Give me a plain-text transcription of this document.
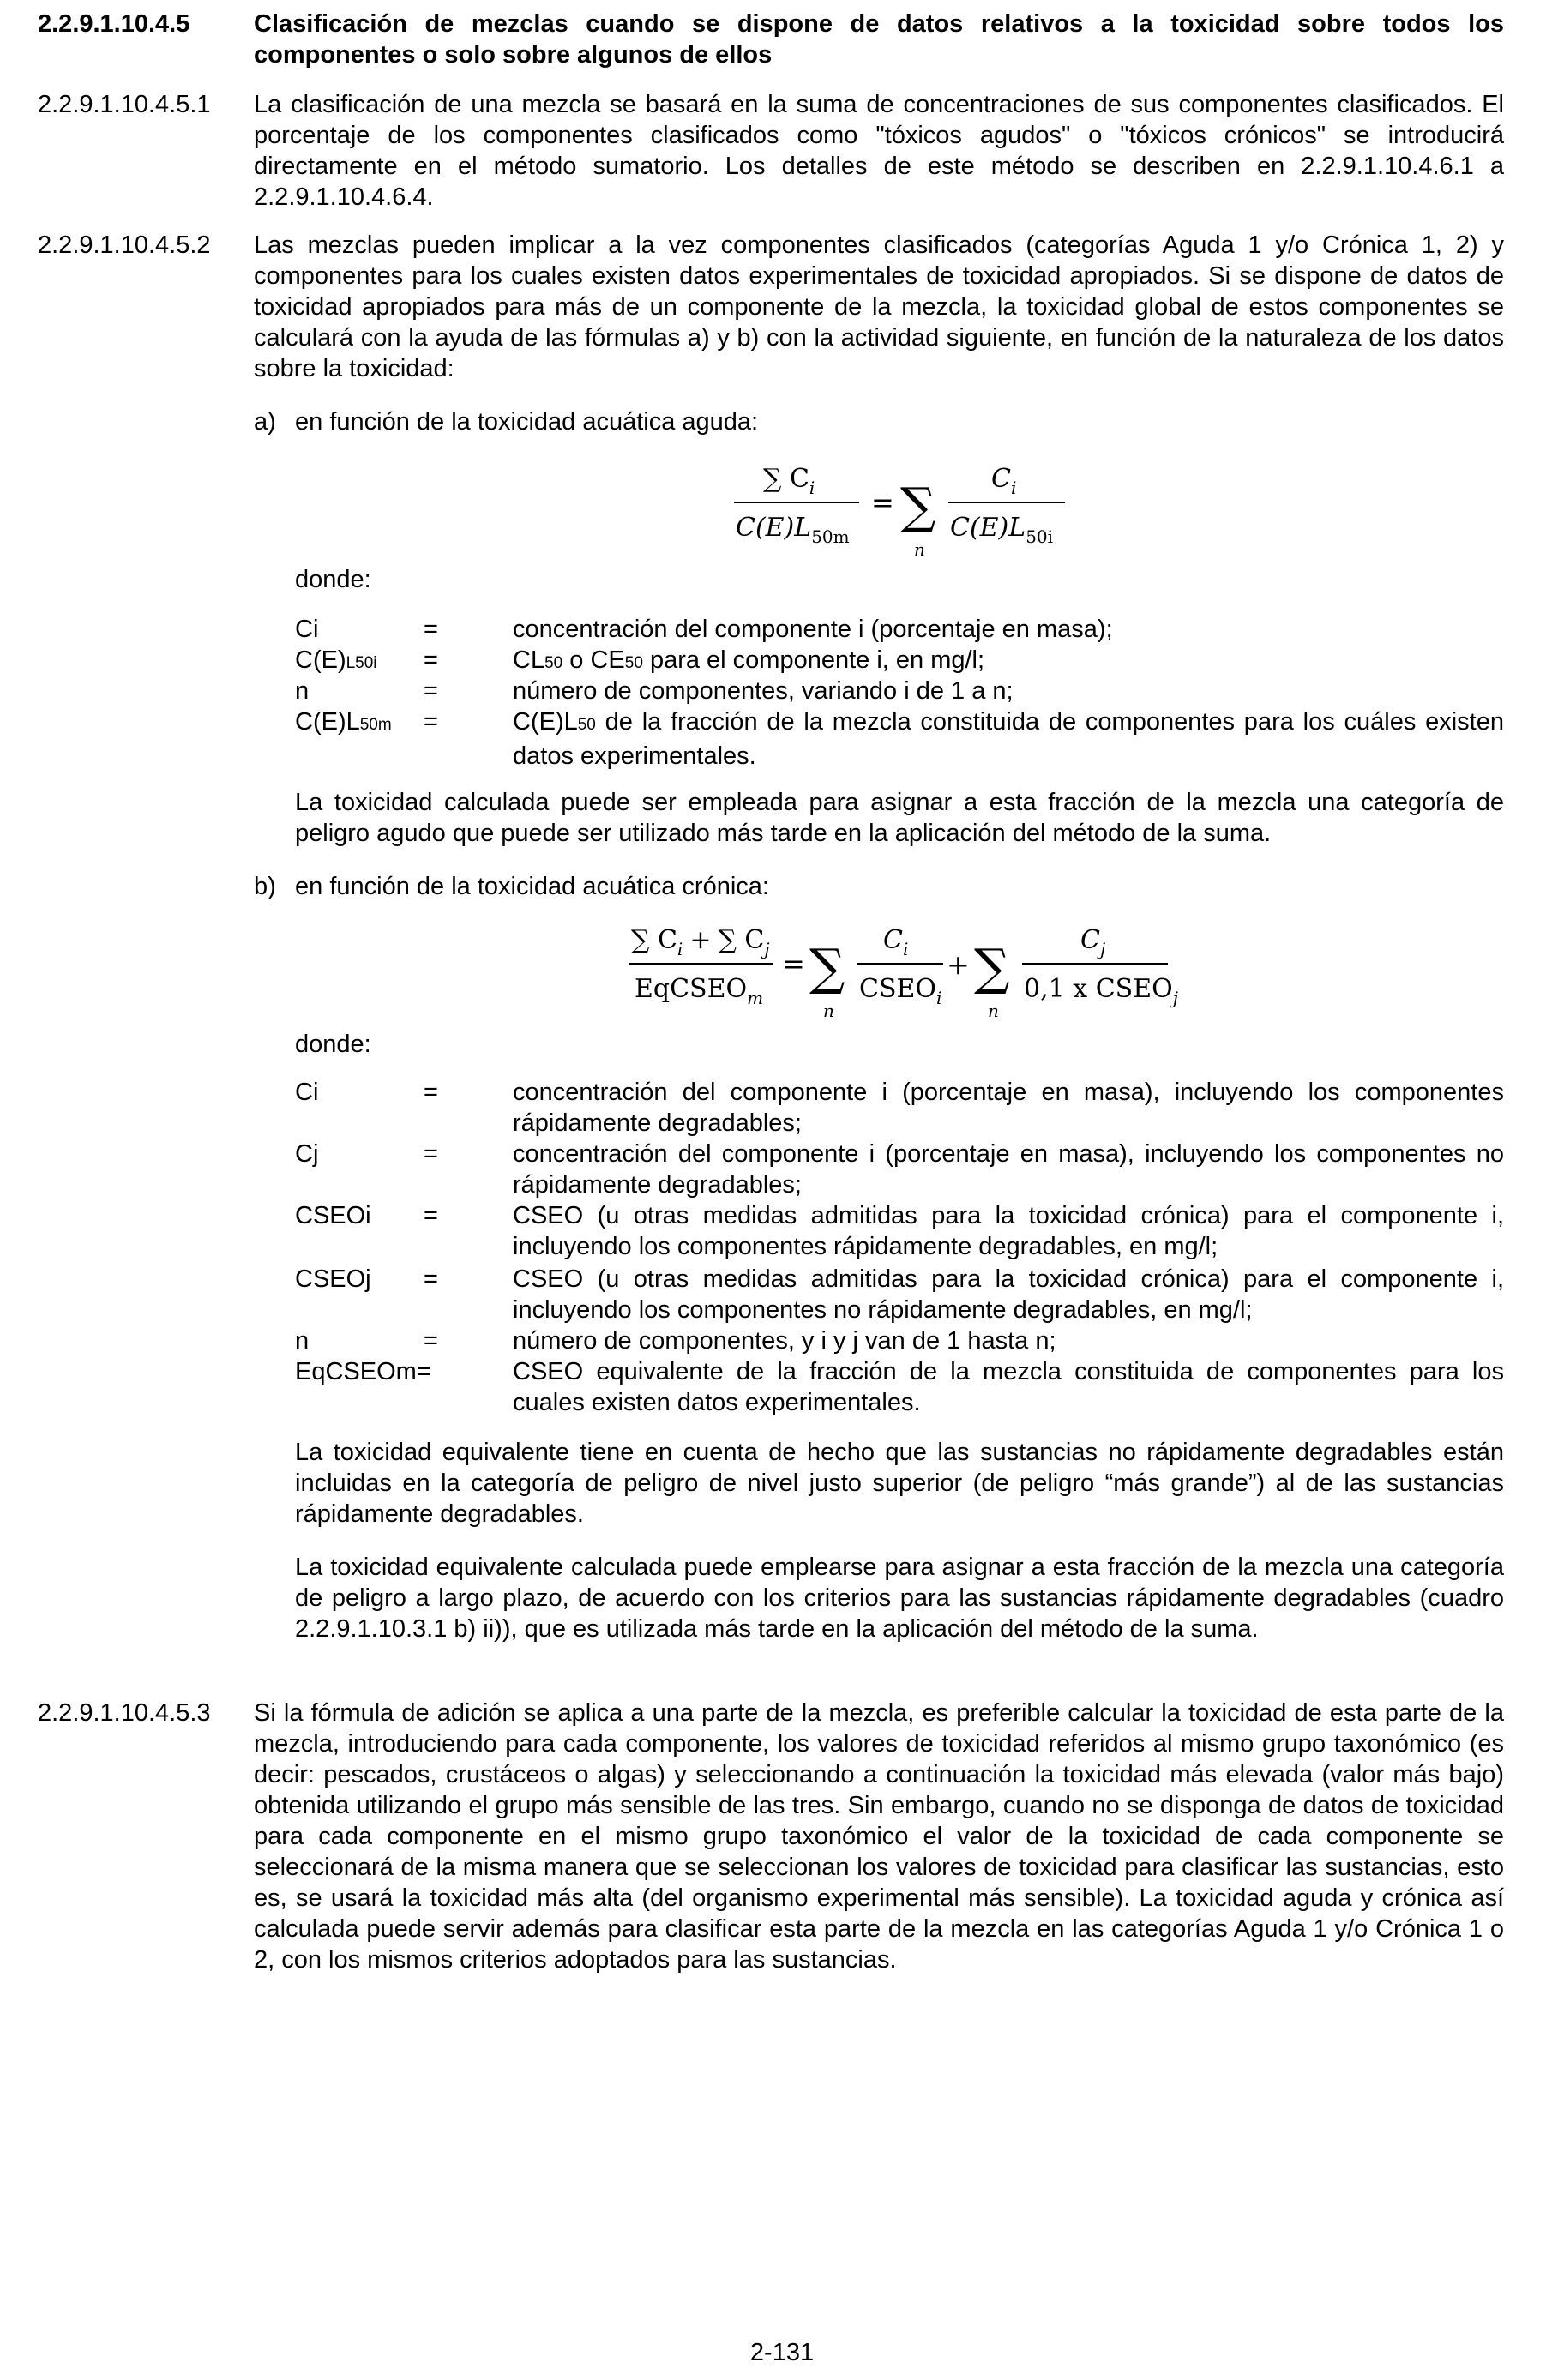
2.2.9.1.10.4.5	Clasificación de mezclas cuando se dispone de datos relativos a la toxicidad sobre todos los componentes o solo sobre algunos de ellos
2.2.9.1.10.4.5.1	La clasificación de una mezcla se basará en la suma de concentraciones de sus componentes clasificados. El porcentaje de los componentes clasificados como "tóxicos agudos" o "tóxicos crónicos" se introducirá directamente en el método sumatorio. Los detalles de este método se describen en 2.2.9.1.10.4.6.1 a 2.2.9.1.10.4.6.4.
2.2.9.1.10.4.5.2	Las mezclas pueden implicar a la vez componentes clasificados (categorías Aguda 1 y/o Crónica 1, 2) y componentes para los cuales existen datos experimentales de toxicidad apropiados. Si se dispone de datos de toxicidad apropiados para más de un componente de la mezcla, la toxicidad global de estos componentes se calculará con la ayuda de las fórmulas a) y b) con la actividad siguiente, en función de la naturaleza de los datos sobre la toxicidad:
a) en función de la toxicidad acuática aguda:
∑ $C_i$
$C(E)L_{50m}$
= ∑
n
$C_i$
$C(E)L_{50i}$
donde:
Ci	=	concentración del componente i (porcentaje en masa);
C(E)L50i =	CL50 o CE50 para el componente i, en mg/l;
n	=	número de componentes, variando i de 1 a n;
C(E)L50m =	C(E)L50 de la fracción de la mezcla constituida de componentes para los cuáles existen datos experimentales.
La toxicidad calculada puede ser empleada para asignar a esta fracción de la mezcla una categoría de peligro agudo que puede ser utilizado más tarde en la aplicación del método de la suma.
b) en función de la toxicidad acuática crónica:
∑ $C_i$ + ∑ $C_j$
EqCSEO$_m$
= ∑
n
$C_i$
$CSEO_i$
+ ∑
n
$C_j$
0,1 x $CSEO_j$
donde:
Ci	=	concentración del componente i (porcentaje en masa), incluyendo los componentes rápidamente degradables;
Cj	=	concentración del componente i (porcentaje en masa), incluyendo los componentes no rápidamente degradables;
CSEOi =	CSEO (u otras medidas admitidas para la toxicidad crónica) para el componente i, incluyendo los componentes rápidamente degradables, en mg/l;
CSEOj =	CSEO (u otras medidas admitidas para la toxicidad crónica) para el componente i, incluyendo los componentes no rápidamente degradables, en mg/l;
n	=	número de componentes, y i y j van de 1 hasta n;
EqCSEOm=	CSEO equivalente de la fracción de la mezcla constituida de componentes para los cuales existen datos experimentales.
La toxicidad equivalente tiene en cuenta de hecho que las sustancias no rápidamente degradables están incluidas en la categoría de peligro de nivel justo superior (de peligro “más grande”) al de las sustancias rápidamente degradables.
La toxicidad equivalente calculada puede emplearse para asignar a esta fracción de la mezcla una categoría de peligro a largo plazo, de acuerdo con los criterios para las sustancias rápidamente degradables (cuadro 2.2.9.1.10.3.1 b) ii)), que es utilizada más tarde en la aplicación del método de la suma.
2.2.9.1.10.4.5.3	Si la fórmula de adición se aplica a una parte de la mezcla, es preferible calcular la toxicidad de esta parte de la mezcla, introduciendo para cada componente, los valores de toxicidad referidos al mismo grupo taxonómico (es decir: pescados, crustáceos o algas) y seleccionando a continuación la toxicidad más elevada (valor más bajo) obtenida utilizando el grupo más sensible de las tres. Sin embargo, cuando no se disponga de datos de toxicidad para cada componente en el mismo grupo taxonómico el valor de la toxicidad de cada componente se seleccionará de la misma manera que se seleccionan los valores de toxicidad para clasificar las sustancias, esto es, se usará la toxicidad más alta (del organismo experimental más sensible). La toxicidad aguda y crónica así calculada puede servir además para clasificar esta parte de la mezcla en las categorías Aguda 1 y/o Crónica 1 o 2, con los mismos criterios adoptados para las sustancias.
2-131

* _Exercise task_
Say how many lines of the material contain the word "masa", with no other text.

* _Expected answer_
3